### Stated problem
Reproduce all of the listing below without alteration.

------

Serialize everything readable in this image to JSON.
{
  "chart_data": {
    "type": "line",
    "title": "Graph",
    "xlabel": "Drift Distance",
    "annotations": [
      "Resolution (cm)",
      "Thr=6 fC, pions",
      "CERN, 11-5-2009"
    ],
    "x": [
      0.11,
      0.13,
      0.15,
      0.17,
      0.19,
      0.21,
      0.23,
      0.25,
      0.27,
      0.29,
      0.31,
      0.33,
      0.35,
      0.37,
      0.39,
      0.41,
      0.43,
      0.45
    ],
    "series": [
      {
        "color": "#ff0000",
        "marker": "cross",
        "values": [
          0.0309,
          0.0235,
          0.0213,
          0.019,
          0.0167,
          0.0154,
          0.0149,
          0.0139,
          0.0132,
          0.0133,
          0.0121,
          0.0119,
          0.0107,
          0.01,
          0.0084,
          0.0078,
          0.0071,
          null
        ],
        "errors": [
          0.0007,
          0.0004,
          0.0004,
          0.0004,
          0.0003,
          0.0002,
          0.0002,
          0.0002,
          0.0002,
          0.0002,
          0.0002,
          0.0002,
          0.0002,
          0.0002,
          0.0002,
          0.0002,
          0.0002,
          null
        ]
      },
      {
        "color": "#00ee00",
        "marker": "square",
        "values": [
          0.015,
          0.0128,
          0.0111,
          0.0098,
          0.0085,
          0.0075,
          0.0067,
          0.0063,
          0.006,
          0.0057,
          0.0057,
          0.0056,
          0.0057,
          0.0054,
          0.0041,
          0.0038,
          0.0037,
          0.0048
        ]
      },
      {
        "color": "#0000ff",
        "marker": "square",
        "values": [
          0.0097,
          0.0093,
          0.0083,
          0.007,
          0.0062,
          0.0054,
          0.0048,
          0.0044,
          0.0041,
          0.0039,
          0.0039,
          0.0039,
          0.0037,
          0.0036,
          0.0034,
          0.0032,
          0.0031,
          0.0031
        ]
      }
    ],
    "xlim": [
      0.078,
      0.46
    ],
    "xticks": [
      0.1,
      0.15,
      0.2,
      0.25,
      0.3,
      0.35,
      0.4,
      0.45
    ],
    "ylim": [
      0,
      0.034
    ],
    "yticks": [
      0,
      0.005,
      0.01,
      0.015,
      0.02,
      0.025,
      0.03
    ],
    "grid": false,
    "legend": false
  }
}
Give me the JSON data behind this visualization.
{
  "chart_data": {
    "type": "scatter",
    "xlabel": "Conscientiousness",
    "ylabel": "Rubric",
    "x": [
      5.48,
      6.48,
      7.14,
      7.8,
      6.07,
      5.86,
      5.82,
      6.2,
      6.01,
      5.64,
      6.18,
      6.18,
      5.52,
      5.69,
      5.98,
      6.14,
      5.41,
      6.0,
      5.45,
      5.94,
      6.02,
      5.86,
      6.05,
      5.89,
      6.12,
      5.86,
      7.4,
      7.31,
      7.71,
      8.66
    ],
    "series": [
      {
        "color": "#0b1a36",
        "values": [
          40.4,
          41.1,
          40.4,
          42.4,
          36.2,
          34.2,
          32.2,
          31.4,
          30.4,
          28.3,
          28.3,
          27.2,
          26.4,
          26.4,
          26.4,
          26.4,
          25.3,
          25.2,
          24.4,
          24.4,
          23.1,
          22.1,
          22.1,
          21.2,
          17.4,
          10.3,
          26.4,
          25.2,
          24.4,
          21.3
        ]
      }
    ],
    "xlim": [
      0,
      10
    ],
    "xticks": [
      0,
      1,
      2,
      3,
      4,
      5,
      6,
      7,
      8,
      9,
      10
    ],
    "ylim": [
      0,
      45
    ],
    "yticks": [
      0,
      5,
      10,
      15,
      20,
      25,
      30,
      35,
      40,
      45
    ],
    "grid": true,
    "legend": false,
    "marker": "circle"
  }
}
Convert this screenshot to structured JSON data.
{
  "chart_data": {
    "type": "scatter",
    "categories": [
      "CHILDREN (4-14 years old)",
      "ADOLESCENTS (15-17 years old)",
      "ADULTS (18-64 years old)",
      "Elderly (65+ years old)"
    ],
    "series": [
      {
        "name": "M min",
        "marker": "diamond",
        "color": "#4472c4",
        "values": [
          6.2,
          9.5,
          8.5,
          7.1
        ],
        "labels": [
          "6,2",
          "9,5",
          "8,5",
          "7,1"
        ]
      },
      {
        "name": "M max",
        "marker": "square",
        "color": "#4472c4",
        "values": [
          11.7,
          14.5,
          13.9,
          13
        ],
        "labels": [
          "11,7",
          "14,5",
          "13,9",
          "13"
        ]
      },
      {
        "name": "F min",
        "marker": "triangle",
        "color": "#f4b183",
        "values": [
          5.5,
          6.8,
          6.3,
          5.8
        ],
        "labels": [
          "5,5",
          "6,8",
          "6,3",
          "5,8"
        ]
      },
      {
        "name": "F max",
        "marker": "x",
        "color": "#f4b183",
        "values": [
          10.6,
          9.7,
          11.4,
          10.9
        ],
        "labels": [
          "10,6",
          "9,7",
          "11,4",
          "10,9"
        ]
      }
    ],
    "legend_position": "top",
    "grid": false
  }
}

------

### Reply
Serialize everything readable in this image to JSON.
{
  "chart_data": {
    "type": "line",
    "title": "Graph",
    "xlabel": "Drift Distance",
    "annotations": [
      "Resolution (cm)",
      "Thr=6 fC, pions",
      "CERN, 11-5-2009"
    ],
    "x": [
      0.11,
      0.13,
      0.15,
      0.17,
      0.19,
      0.21,
      0.23,
      0.25,
      0.27,
      0.29,
      0.31,
      0.33,
      0.35,
      0.37,
      0.39,
      0.41,
      0.43,
      0.45
    ],
    "series": [
      {
        "color": "#ff0000",
        "marker": "cross",
        "values": [
          0.0309,
          0.0235,
          0.0213,
          0.019,
          0.0167,
          0.0154,
          0.0149,
          0.0139,
          0.0132,
          0.0133,
          0.0121,
          0.0119,
          0.0107,
          0.01,
          0.0084,
          0.0078,
          0.0071,
          null
        ],
        "errors": [
          0.0007,
          0.0004,
          0.0004,
          0.0004,
          0.0003,
          0.0002,
          0.0002,
          0.0002,
          0.0002,
          0.0002,
          0.0002,
          0.0002,
          0.0002,
          0.0002,
          0.0002,
          0.0002,
          0.0002,
          null
        ]
      },
      {
        "color": "#00ee00",
        "marker": "square",
        "values": [
          0.015,
          0.0128,
          0.0111,
          0.0098,
          0.0085,
          0.0075,
          0.0067,
          0.0063,
          0.006,
          0.0057,
          0.0057,
          0.0056,
          0.0057,
          0.0054,
          0.0041,
          0.0038,
          0.0037,
          0.0048
        ]
      },
      {
        "color": "#0000ff",
        "marker": "square",
        "values": [
          0.0097,
          0.0093,
          0.0083,
          0.007,
          0.0062,
          0.0054,
          0.0048,
          0.0044,
          0.0041,
          0.0039,
          0.0039,
          0.0039,
          0.0037,
          0.0036,
          0.0034,
          0.0032,
          0.0031,
          0.0031
        ]
      }
    ],
    "xlim": [
      0.078,
      0.46
    ],
    "xticks": [
      0.1,
      0.15,
      0.2,
      0.25,
      0.3,
      0.35,
      0.4,
      0.45
    ],
    "ylim": [
      0,
      0.034
    ],
    "yticks": [
      0,
      0.005,
      0.01,
      0.015,
      0.02,
      0.025,
      0.03
    ],
    "grid": false,
    "legend": false
  }
}
Give me the JSON data behind this visualization.
{
  "chart_data": {
    "type": "scatter",
    "xlabel": "Conscientiousness",
    "ylabel": "Rubric",
    "x": [
      5.48,
      6.48,
      7.14,
      7.8,
      6.07,
      5.86,
      5.82,
      6.2,
      6.01,
      5.64,
      6.18,
      6.18,
      5.52,
      5.69,
      5.98,
      6.14,
      5.41,
      6.0,
      5.45,
      5.94,
      6.02,
      5.86,
      6.05,
      5.89,
      6.12,
      5.86,
      7.4,
      7.31,
      7.71,
      8.66
    ],
    "series": [
      {
        "color": "#0b1a36",
        "values": [
          40.4,
          41.1,
          40.4,
          42.4,
          36.2,
          34.2,
          32.2,
          31.4,
          30.4,
          28.3,
          28.3,
          27.2,
          26.4,
          26.4,
          26.4,
          26.4,
          25.3,
          25.2,
          24.4,
          24.4,
          23.1,
          22.1,
          22.1,
          21.2,
          17.4,
          10.3,
          26.4,
          25.2,
          24.4,
          21.3
        ]
      }
    ],
    "xlim": [
      0,
      10
    ],
    "xticks": [
      0,
      1,
      2,
      3,
      4,
      5,
      6,
      7,
      8,
      9,
      10
    ],
    "ylim": [
      0,
      45
    ],
    "yticks": [
      0,
      5,
      10,
      15,
      20,
      25,
      30,
      35,
      40,
      45
    ],
    "grid": true,
    "legend": false,
    "marker": "circle"
  }
}
Convert this screenshot to structured JSON data.
{
  "chart_data": {
    "type": "scatter",
    "categories": [
      "CHILDREN (4-14 years old)",
      "ADOLESCENTS (15-17 years old)",
      "ADULTS (18-64 years old)",
      "Elderly (65+ years old)"
    ],
    "series": [
      {
        "name": "M min",
        "marker": "diamond",
        "color": "#4472c4",
        "values": [
          6.2,
          9.5,
          8.5,
          7.1
        ],
        "labels": [
          "6,2",
          "9,5",
          "8,5",
          "7,1"
        ]
      },
      {
        "name": "M max",
        "marker": "square",
        "color": "#4472c4",
        "values": [
          11.7,
          14.5,
          13.9,
          13
        ],
        "labels": [
          "11,7",
          "14,5",
          "13,9",
          "13"
        ]
      },
      {
        "name": "F min",
        "marker": "triangle",
        "color": "#f4b183",
        "values": [
          5.5,
          6.8,
          6.3,
          5.8
        ],
        "labels": [
          "5,5",
          "6,8",
          "6,3",
          "5,8"
        ]
      },
      {
        "name": "F max",
        "marker": "x",
        "color": "#f4b183",
        "values": [
          10.6,
          9.7,
          11.4,
          10.9
        ],
        "labels": [
          "10,6",
          "9,7",
          "11,4",
          "10,9"
        ]
      }
    ],
    "legend_position": "top",
    "grid": false
  }
}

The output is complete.